--- Exercise inputs ---
-- START --
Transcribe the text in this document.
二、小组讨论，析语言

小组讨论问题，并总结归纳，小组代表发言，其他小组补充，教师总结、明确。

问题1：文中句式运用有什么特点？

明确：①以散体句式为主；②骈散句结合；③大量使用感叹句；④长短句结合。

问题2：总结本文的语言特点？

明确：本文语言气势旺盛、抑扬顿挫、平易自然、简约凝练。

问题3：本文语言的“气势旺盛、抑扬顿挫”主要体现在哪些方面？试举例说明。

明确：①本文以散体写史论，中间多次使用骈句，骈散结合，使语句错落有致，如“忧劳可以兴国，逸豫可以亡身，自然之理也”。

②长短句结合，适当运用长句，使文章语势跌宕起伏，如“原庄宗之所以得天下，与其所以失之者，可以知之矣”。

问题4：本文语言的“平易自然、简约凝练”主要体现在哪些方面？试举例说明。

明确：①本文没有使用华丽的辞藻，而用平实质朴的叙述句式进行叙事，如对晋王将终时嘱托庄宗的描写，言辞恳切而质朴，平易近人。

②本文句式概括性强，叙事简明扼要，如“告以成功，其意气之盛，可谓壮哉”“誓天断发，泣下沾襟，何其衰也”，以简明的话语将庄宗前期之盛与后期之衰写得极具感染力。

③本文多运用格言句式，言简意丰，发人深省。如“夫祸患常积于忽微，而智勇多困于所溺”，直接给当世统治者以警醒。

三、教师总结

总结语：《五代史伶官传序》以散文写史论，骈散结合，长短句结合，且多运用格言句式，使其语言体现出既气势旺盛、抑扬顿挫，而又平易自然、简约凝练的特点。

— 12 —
-- END --
--- Short exercise ---
Reproduce the data, keeping every line exactly the same.

--- Written response ---
Transcribe the text in this document.
二、小组讨论，析语言

小组讨论问题，并总结归纳，小组代表发言，其他小组补充，教师总结、明确。

问题1：文中句式运用有什么特点？

明确：①以散体句式为主；②骈散句结合；③大量使用感叹句；④长短句结合。

问题2：总结本文的语言特点？

明确：本文语言气势旺盛、抑扬顿挫、平易自然、简约凝练。

问题3：本文语言的“气势旺盛、抑扬顿挫”主要体现在哪些方面？试举例说明。

明确：①本文以散体写史论，中间多次使用骈句，骈散结合，使语句错落有致，如“忧劳可以兴国，逸豫可以亡身，自然之理也”。

②长短句结合，适当运用长句，使文章语势跌宕起伏，如“原庄宗之所以得天下，与其所以失之者，可以知之矣”。

问题4：本文语言的“平易自然、简约凝练”主要体现在哪些方面？试举例说明。

明确：①本文没有使用华丽的辞藻，而用平实质朴的叙述句式进行叙事，如对晋王将终时嘱托庄宗的描写，言辞恳切而质朴，平易近人。

②本文句式概括性强，叙事简明扼要，如“告以成功，其意气之盛，可谓壮哉”“誓天断发，泣下沾襟，何其衰也”，以简明的话语将庄宗前期之盛与后期之衰写得极具感染力。

③本文多运用格言句式，言简意丰，发人深省。如“夫祸患常积于忽微，而智勇多困于所溺”，直接给当世统治者以警醒。

三、教师总结

总结语：《五代史伶官传序》以散文写史论，骈散结合，长短句结合，且多运用格言句式，使其语言体现出既气势旺盛、抑扬顿挫，而又平易自然、简约凝练的特点。

— 12 —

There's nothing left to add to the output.